• [Exercise task]: Copy out the stretch of the records from the line containing "charge-timer: 00:00:00 bbox=[96, 1664, 610, 1781]" through the line containing "caret-down-icon bbox=[244, 1574, 266, 1585]", both included, character for character.
····················
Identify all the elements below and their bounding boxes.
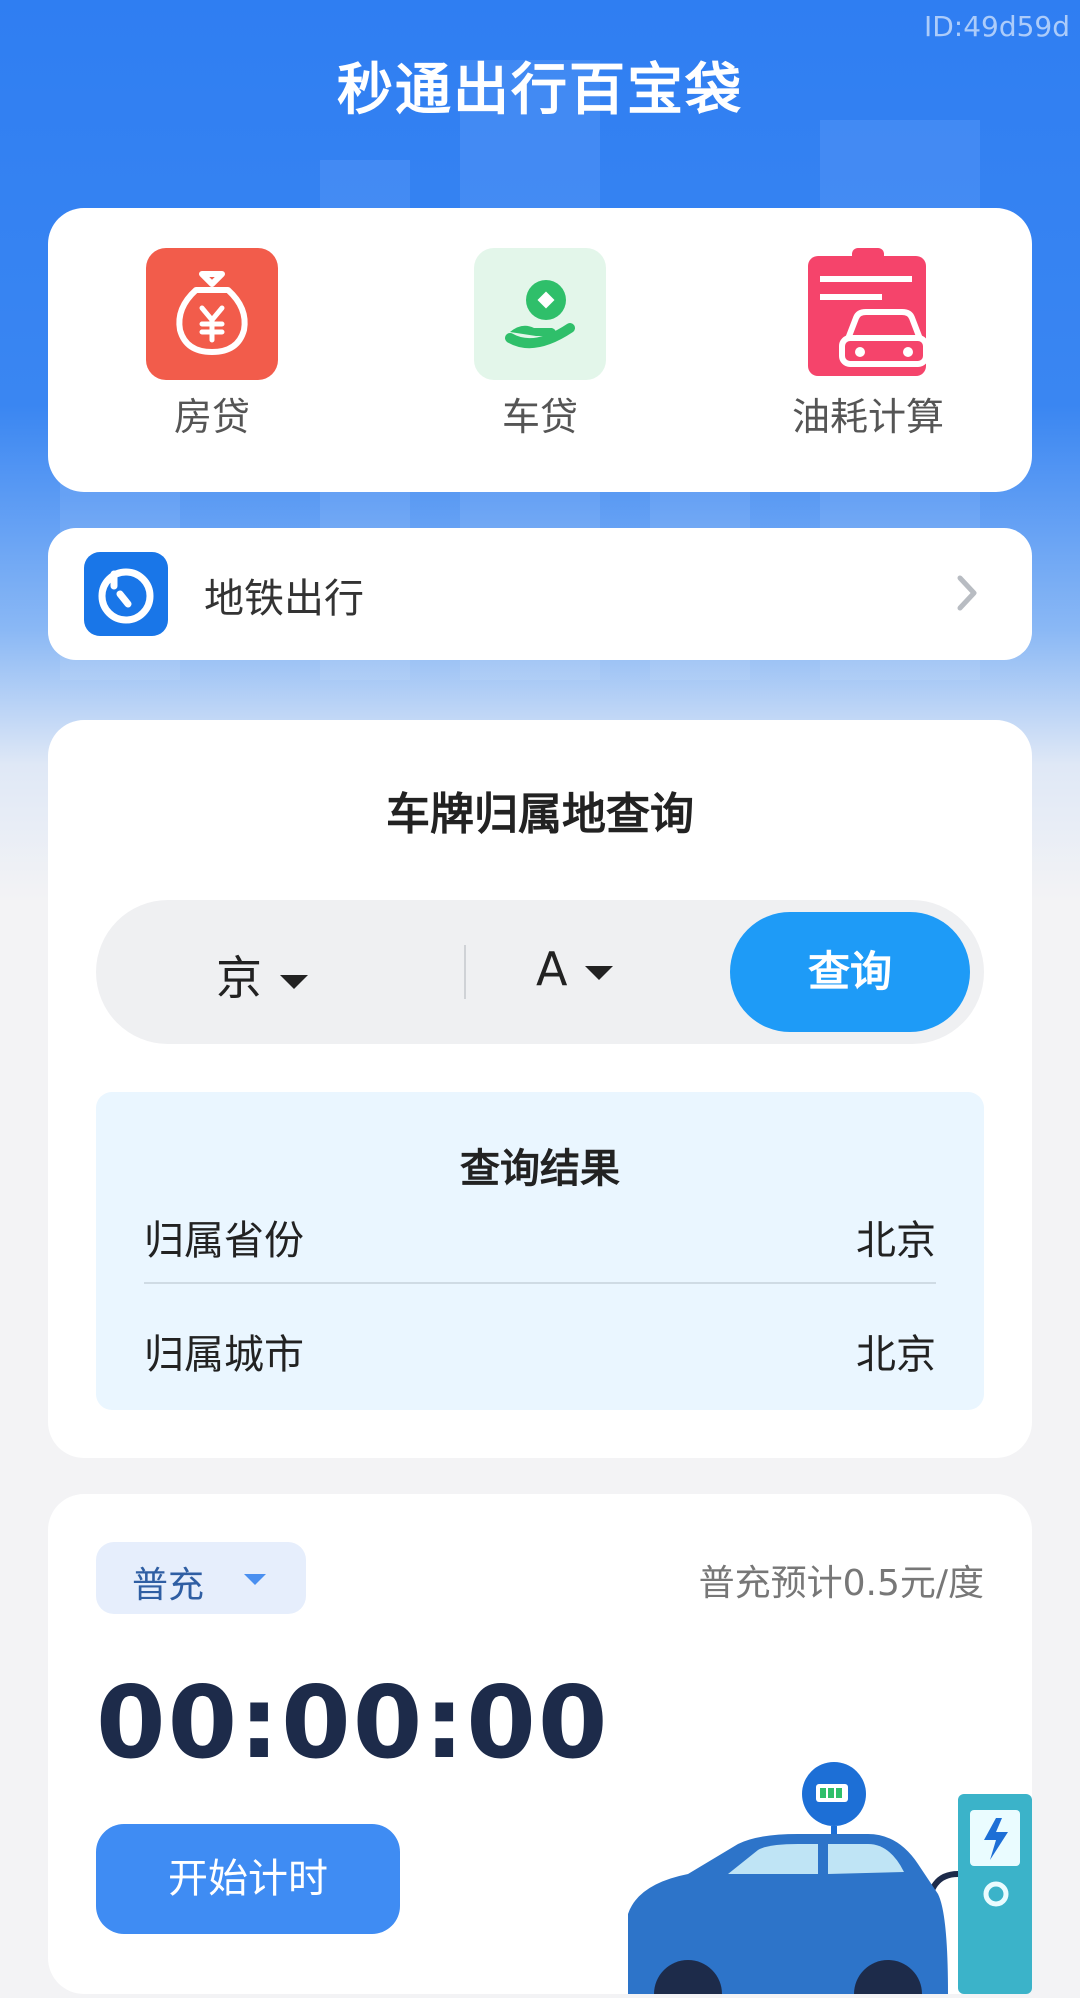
charge-timer: 00:00:00 bbox=[96, 1664, 610, 1781]
watermark: ID:49d59d bbox=[923, 10, 1070, 43]
row-divider bbox=[144, 1282, 936, 1284]
letter-value: A bbox=[536, 942, 568, 996]
tool-label: 油耗计算 bbox=[791, 395, 944, 439]
tool-fuel-calc[interactable]: 油耗计算 bbox=[748, 248, 988, 441]
query-result: 查询结果 归属省份 北京 归属城市 北京 bbox=[96, 1092, 984, 1410]
charge-mode-select[interactable]: 普充 bbox=[96, 1542, 306, 1614]
divider bbox=[464, 945, 466, 999]
tool-mortgage[interactable]: 房贷 bbox=[92, 248, 332, 441]
price-note: 普充预计0.5元/度 bbox=[698, 1563, 984, 1604]
caret-down-icon bbox=[280, 974, 308, 989]
hand-coin-icon bbox=[474, 248, 606, 380]
caret-down-icon bbox=[244, 1574, 266, 1585]
result-label: 归属城市 bbox=[144, 1332, 304, 1378]
metro-icon bbox=[84, 552, 168, 636]
province-value: 京 bbox=[216, 951, 262, 1005]
fuel-report-car-icon bbox=[802, 248, 934, 380]
tool-label: 房贷 bbox=[173, 395, 250, 439]
start-timer-button[interactable]: 开始计时 bbox=[96, 1824, 400, 1934]
page-title: 秒通出行百宝袋 bbox=[337, 58, 743, 123]
letter-select[interactable]: A bbox=[536, 942, 614, 996]
metro-entry[interactable]: 地铁出行 bbox=[48, 528, 1032, 660]
plate-query-title: 车牌归属地查询 bbox=[386, 789, 694, 840]
query-button[interactable]: 查询 bbox=[730, 912, 970, 1032]
plate-selector: 京 A 查询 bbox=[96, 900, 984, 1044]
province-select[interactable]: 京 bbox=[216, 942, 308, 1008]
result-label: 归属省份 bbox=[144, 1218, 304, 1264]
result-value: 北京 bbox=[856, 1332, 936, 1378]
result-row-province: 归属省份 北京 bbox=[144, 1208, 936, 1266]
result-value: 北京 bbox=[856, 1218, 936, 1264]
tools-card: 房贷 车贷 油耗计算 bbox=[48, 208, 1032, 492]
charge-mode-value: 普充 bbox=[132, 1565, 205, 1606]
tool-car-loan[interactable]: 车贷 bbox=[420, 248, 660, 441]
metro-label: 地铁出行 bbox=[204, 576, 364, 622]
result-row-city: 归属城市 北京 bbox=[144, 1322, 936, 1380]
ev-charging-illustration bbox=[628, 1744, 1048, 1998]
caret-down-icon bbox=[585, 965, 614, 980]
money-bag-icon bbox=[146, 248, 278, 380]
chevron-right-icon bbox=[942, 568, 992, 618]
charging-card: 普充 普充预计0.5元/度 00:00:00 开始计时 bbox=[48, 1494, 1032, 1998]
plate-query-card: 车牌归属地查询 京 A 查询 查询结果 归属省份 北京 归属城市 北京 bbox=[48, 720, 1032, 1458]
tool-label: 车贷 bbox=[501, 395, 578, 439]
result-title: 查询结果 bbox=[460, 1146, 620, 1192]
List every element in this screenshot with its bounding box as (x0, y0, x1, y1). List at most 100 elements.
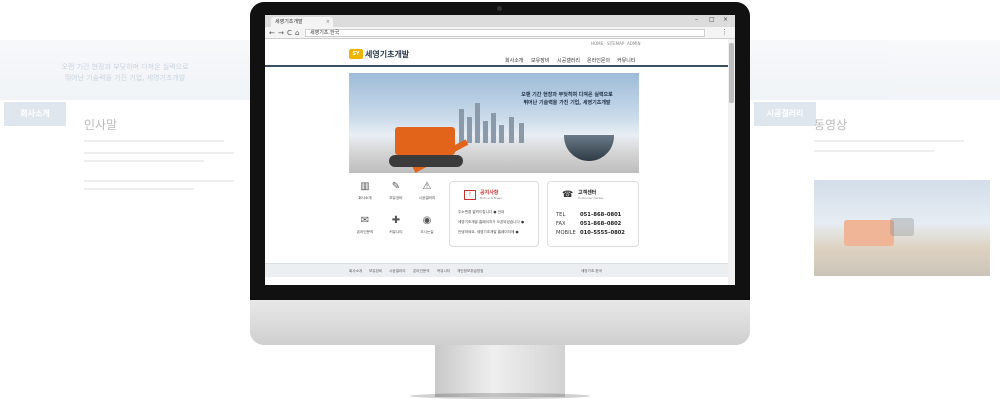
ghost-page-left: 오랜 기간 현장과 부딪히며 다져온 실력으로 뛰어난 기술력을 가진 기업, … (0, 30, 250, 330)
tab-close-icon[interactable]: × (326, 17, 330, 27)
quick-links: ▥ 회사소개 ✎ 보유장비 ⚠ 시공갤러리 ✉ 온라인문의 ✚ 커뮤니티 ◉ 오… (349, 179, 444, 249)
logo-icon[interactable]: SY (349, 49, 363, 59)
footer-link[interactable]: 온라인문의 (413, 269, 430, 274)
nav-item-inquiry[interactable]: 온라인문의 (587, 57, 610, 64)
ghost-text-line (814, 140, 964, 142)
web-viewport: HOME SITEMAP ADMIN SY 세영기초개발 회사소개 보유장비 시… (265, 39, 735, 285)
ghost-text-line (84, 188, 194, 190)
notice-box: ! 공지사항 Notice & News 주소변경 알려드립니다 ● 안내 세영… (449, 181, 539, 247)
imac-monitor: 세영기초개발 × – □ × ← → C ⌂ 세영기초.한국 ⋮ HOME SI… (250, 2, 750, 345)
notice-item[interactable]: 세영기초개발 홈페이지가 오픈되었습니다 ● (458, 220, 524, 225)
globe-city-shape (564, 135, 614, 161)
excavator-shape (844, 220, 894, 246)
contact-subtitle: Customer Center (578, 196, 604, 200)
phone-icon: ☎ (562, 190, 574, 200)
close-window-icon[interactable]: × (723, 16, 728, 23)
home-icon[interactable]: ⌂ (295, 28, 299, 38)
message-icon: ✉ (360, 215, 370, 226)
footer-link[interactable]: 보유장비 (369, 269, 382, 274)
ghost-banner-line1: 오랜 기간 현장과 부딪히며 다져온 실력으로 (61, 63, 189, 71)
minimize-icon[interactable]: – (695, 16, 698, 23)
quick-link-label: 보유장비 (389, 196, 403, 200)
browser-menu-icon[interactable]: ⋮ (721, 28, 728, 36)
logo-text[interactable]: 세영기초개발 (365, 49, 409, 60)
monitor-stand (435, 345, 565, 397)
forward-icon[interactable]: → (278, 28, 284, 38)
contact-value: 051–868–0801 (580, 212, 622, 218)
ghost-text-line (814, 150, 934, 152)
footer-link[interactable]: 회사소개 (349, 269, 362, 274)
excavator-track (389, 155, 463, 167)
monitor-chin (250, 300, 750, 345)
nav-item-community[interactable]: 커뮤니티 (617, 57, 635, 64)
tab-title: 세영기초개발 (275, 19, 303, 25)
ghost-side-title: 시공갤러리 (754, 102, 816, 126)
footer-link[interactable]: 시공갤러리 (389, 269, 406, 274)
building-shape (491, 113, 496, 143)
contact-value: 051–868–0802 (580, 221, 622, 227)
building-shape (499, 125, 504, 143)
building-shape (509, 117, 514, 143)
notice-item[interactable]: 안녕하세요. 세영기초개발 홈페이지에 ● (458, 230, 519, 235)
ghost-side-title: 회사소개 (4, 102, 66, 126)
contact-title: 고객센터 (578, 190, 597, 196)
contact-value: 010–5555–0802 (580, 230, 625, 236)
hero-banner: 오랜 기간 현장과 부딪히며 다져온 실력으로 뛰어난 기술력을 가진 기업, … (349, 73, 639, 173)
quick-link-inquiry[interactable]: ✉ 온라인문의 (351, 213, 379, 245)
footer-link[interactable]: 개인정보취급방침 (457, 269, 483, 274)
nav-item-gallery[interactable]: 시공갤러리 (557, 57, 580, 64)
util-link-home[interactable]: HOME (591, 41, 603, 46)
footer-bar: 회사소개 보유장비 시공갤러리 온라인문의 커뮤니티 개인정보취급방침 세영기초… (265, 263, 728, 277)
nav-item-equipment[interactable]: 보유장비 (531, 57, 549, 64)
ghost-banner: 오랜 기간 현장과 부딪히며 다져온 실력으로 뛰어난 기술력을 가진 기업, … (0, 40, 250, 100)
footer-link[interactable]: 커뮤니티 (437, 269, 450, 274)
monitor-bezel: 세영기초개발 × – □ × ← → C ⌂ 세영기초.한국 ⋮ HOME SI… (250, 2, 750, 300)
monitor-screen: 세영기초개발 × – □ × ← → C ⌂ 세영기초.한국 ⋮ HOME SI… (265, 15, 735, 285)
contact-label: TEL (556, 212, 566, 218)
quick-link-label: 오시는길 (420, 230, 434, 234)
hero-line1: 오랜 기간 현장과 부딪히며 다져온 실력으로 (521, 92, 613, 98)
scrollbar-thumb[interactable] (729, 43, 734, 103)
notice-item[interactable]: 주소변경 알려드립니다 ● 안내 (458, 210, 504, 215)
quick-link-label: 시공갤러리 (418, 196, 436, 200)
notice-icon: ! (464, 190, 476, 200)
contact-fax: FAX 051–868–0802 (556, 221, 636, 227)
notice-title[interactable]: 공지사항 (480, 189, 498, 196)
crane-icon: ⚠ (422, 181, 432, 192)
ghost-text-line (84, 180, 234, 182)
browser-tab[interactable]: 세영기초개발 × (271, 17, 333, 27)
util-link-sitemap[interactable]: SITEMAP (607, 41, 624, 46)
camera-dot (497, 6, 502, 11)
contact-label: FAX (556, 221, 566, 227)
wrench-icon: ✎ (391, 181, 401, 192)
util-link-admin[interactable]: ADMIN (627, 41, 640, 46)
address-bar[interactable]: 세영기초.한국 (305, 29, 705, 37)
quick-link-equipment[interactable]: ✎ 보유장비 (382, 179, 410, 211)
back-icon[interactable]: ← (269, 28, 275, 38)
reload-icon[interactable]: C (287, 28, 292, 38)
scrollbar[interactable] (728, 39, 735, 285)
browser-tabbar: 세영기초개발 × – □ × (265, 15, 735, 27)
quick-link-community[interactable]: ✚ 커뮤니티 (382, 213, 410, 245)
nav-item-company[interactable]: 회사소개 (505, 57, 523, 64)
ghost-page-title: 동영상 (814, 118, 848, 132)
ghost-video-thumbnail (814, 180, 990, 276)
quick-link-company[interactable]: ▥ 회사소개 (351, 179, 379, 211)
excavator-body (395, 127, 469, 173)
footer-domain: 세영기초.한국 (581, 269, 602, 273)
quick-link-location[interactable]: ◉ 오시는길 (413, 213, 441, 245)
hero-copy: 오랜 기간 현장과 부딪히며 다져온 실력으로 뛰어난 기술력을 가진 기업, … (499, 91, 635, 107)
ghost-text-line (84, 152, 234, 154)
ghost-banner (750, 40, 1000, 100)
ghost-banner-line2: 뛰어난 기술력을 가진 기업, 세영기초개발 (64, 74, 186, 82)
building-shape (459, 109, 464, 143)
play-icon (890, 218, 914, 236)
location-icon: ◉ (422, 215, 432, 226)
maximize-icon[interactable]: □ (709, 16, 715, 23)
contact-label: MOBILE (556, 230, 576, 236)
quick-link-gallery[interactable]: ⚠ 시공갤러리 (413, 179, 441, 211)
building-shape (467, 117, 472, 143)
notice-subtitle: Notice & News (480, 196, 502, 200)
ghost-text-line (84, 160, 204, 162)
nav-divider (265, 65, 728, 67)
····················
• [The solution]:
charge-timer: 00:00:00 bbox=[96, 1664, 610, 1781]
watermark: ID:49d59d bbox=[923, 10, 1070, 43]
row-divider bbox=[144, 1282, 936, 1284]
letter-value: A bbox=[536, 942, 568, 996]
tool-label: 油耗计算 bbox=[791, 395, 944, 439]
tool-fuel-calc[interactable]: 油耗计算 bbox=[748, 248, 988, 441]
query-result: 查询结果 归属省份 北京 归属城市 北京 bbox=[96, 1092, 984, 1410]
charge-mode-select[interactable]: 普充 bbox=[96, 1542, 306, 1614]
divider bbox=[464, 945, 466, 999]
tool-mortgage[interactable]: 房贷 bbox=[92, 248, 332, 441]
price-note: 普充预计0.5元/度 bbox=[698, 1563, 984, 1604]
caret-down-icon bbox=[280, 974, 308, 989]
hand-coin-icon bbox=[474, 248, 606, 380]
caret-down-icon bbox=[244, 1574, 266, 1585]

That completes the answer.